:: Given records ::

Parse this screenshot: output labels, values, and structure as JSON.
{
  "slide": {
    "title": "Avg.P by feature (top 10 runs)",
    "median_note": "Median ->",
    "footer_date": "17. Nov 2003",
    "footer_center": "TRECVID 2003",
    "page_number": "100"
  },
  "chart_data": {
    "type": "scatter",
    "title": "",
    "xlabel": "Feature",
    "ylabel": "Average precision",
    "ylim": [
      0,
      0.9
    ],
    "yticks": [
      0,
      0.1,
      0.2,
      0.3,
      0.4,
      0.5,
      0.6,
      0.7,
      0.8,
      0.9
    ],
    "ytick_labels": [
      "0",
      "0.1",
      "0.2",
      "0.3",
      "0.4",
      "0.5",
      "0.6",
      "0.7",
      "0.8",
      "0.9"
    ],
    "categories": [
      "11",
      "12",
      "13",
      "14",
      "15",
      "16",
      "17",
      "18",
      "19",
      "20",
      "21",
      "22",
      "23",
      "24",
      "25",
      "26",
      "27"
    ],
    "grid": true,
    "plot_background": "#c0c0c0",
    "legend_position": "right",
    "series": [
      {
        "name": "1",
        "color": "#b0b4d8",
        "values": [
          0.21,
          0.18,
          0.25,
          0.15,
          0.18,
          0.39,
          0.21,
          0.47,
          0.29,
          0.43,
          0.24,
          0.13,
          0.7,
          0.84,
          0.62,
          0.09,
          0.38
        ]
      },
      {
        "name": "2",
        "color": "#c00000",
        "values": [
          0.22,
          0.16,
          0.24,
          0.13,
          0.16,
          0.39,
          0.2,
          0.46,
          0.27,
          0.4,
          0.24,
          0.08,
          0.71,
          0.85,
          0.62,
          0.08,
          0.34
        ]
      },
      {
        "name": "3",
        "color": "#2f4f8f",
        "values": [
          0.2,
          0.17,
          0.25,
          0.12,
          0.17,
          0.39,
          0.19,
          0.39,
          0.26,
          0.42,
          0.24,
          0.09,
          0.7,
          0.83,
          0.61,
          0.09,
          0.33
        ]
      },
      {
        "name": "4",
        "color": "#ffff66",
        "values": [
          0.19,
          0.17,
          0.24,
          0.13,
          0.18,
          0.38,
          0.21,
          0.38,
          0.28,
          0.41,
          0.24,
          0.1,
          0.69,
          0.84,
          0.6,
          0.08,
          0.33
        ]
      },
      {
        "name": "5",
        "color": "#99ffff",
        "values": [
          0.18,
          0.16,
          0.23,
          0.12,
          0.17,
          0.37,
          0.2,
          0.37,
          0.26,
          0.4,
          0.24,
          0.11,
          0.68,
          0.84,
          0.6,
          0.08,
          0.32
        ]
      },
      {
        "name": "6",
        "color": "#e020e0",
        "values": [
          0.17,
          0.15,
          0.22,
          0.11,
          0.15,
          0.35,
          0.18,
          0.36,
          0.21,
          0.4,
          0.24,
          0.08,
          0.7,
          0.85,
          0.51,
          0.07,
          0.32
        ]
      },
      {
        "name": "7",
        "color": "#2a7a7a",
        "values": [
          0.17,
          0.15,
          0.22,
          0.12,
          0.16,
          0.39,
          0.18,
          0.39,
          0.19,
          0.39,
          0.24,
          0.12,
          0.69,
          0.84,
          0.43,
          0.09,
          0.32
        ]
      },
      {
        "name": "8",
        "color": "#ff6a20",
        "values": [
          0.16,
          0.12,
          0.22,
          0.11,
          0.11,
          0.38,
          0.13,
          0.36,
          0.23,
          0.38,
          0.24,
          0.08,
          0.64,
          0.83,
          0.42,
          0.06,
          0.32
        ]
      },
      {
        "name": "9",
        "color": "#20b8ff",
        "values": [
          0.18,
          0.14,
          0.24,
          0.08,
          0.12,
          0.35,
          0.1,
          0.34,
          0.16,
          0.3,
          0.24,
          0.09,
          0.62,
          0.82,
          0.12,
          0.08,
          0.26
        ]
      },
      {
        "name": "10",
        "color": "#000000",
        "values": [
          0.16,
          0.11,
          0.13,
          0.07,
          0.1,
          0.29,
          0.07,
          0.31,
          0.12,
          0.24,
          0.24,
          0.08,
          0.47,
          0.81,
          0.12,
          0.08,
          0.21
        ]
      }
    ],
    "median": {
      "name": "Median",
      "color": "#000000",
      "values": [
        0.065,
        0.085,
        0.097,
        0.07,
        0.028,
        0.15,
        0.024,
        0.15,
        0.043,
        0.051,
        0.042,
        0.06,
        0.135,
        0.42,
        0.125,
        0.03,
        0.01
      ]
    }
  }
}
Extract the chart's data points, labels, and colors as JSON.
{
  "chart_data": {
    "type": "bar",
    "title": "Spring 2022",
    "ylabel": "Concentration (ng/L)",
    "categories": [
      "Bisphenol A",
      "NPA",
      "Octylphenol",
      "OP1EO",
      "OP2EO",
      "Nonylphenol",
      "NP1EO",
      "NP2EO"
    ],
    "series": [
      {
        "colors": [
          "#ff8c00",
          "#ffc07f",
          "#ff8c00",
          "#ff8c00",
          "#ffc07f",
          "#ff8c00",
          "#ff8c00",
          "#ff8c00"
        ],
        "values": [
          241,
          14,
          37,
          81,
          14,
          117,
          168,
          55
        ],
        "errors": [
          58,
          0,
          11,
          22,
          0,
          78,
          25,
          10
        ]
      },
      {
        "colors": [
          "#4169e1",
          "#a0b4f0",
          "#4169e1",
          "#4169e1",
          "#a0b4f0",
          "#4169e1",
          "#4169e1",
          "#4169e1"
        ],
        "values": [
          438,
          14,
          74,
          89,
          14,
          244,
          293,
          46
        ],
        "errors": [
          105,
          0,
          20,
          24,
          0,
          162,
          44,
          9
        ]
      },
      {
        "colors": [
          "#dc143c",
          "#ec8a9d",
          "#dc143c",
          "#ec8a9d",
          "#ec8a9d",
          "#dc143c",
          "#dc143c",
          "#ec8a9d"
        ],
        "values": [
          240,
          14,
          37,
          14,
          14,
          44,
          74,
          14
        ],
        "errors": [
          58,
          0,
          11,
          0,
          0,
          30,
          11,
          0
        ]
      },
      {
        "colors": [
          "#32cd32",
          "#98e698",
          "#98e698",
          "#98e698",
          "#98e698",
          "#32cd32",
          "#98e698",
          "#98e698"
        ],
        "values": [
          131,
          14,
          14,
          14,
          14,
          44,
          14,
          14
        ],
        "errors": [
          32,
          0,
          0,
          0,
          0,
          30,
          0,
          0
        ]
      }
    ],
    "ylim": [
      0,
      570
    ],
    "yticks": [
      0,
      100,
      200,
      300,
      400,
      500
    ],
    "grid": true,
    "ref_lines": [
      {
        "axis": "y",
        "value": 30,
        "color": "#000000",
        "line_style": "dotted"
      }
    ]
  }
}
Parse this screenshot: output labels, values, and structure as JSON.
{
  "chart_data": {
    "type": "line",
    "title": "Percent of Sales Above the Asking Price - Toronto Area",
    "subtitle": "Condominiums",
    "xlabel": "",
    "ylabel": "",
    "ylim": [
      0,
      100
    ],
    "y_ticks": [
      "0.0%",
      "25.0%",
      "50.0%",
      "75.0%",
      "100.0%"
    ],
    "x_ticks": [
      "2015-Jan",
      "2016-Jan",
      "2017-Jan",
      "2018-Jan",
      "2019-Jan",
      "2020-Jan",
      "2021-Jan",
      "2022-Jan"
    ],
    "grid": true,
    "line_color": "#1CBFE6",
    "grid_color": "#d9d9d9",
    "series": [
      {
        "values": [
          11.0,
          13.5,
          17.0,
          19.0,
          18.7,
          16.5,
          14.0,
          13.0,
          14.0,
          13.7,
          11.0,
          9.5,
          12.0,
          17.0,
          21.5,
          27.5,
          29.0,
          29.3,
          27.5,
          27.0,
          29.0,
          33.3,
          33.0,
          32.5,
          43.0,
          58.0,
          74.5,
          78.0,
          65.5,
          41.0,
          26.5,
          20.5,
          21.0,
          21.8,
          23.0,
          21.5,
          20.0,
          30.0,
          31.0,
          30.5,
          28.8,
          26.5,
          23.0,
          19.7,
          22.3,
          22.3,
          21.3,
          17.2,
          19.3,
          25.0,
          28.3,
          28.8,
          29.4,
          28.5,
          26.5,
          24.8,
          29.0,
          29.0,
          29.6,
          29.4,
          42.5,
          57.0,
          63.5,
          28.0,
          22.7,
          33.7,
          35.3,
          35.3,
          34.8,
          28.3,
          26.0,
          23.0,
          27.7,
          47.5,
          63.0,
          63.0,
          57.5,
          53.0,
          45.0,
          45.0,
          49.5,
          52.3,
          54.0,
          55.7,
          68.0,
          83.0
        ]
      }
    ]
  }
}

:::

Exercise objective → Determine how many lines of the data contain "ylabel" and give nothing but that number.

Result → 3